◆ **WORK TO DO**
Show only lines that include "with".

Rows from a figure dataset
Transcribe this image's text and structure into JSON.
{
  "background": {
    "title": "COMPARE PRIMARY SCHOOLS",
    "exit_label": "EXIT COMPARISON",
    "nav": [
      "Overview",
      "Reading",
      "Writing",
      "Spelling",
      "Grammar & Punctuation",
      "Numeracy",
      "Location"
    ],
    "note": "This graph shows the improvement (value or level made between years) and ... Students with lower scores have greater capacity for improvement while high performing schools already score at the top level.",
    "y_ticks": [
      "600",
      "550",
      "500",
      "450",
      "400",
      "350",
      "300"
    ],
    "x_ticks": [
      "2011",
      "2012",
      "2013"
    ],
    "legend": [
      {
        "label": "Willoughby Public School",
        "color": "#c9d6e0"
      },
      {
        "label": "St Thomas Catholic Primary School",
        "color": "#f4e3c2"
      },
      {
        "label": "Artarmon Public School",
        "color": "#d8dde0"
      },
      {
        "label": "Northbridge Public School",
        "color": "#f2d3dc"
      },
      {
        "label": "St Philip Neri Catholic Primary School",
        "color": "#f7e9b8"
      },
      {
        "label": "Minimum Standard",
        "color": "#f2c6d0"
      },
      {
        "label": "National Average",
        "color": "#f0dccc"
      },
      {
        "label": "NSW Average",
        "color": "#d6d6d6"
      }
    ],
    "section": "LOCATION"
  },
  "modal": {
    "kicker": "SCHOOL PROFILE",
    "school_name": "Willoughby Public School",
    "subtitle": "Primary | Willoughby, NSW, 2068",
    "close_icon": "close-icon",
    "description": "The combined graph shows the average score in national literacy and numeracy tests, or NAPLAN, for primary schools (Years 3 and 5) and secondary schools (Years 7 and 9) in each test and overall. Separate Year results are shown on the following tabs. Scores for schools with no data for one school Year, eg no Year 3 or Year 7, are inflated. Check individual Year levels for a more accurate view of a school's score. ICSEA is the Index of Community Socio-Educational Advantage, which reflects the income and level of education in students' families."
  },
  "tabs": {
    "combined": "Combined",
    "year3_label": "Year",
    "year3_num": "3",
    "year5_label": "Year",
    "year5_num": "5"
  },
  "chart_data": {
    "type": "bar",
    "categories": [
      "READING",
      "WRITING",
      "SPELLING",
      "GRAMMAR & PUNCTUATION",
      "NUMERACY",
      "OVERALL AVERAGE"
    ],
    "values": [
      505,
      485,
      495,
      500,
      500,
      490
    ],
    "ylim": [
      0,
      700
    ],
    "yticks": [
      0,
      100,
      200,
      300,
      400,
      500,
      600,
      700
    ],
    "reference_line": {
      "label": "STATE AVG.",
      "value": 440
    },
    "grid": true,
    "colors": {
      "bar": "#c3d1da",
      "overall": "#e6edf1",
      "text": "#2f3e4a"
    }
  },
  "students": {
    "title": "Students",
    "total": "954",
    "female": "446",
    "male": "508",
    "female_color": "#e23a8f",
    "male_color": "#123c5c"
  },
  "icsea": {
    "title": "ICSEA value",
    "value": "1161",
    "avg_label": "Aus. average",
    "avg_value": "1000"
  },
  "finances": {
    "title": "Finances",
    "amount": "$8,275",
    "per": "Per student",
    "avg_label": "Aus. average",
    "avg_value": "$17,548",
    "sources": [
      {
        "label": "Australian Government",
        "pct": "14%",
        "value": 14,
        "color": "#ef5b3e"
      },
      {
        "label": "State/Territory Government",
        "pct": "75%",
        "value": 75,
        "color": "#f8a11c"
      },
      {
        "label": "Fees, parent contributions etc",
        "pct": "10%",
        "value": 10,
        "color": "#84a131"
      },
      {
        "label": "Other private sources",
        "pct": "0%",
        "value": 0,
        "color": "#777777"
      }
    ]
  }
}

◆ **WRITTEN SOLUTION**
    "note": "This graph shows the improvement (value or level made between years) and ... Students with lower scores have greater capacity for improvement while high performing schools already score at the top level.",
    "description": "The combined graph shows the average score in national literacy and numeracy tests, or NAPLAN, for primary schools (Years 3 and 5) and secondary schools (Years 7 and 9) in each test and overall. Separate Year results are shown on the following tabs. Scores for schools with no data for one school Year, eg no Year 3 or Year 7, are inflated. Check individual Year levels for a more accurate view of a school's score. ICSEA is the Index of Community Socio-Educational Advantage, which reflects the income and level of education in students' families."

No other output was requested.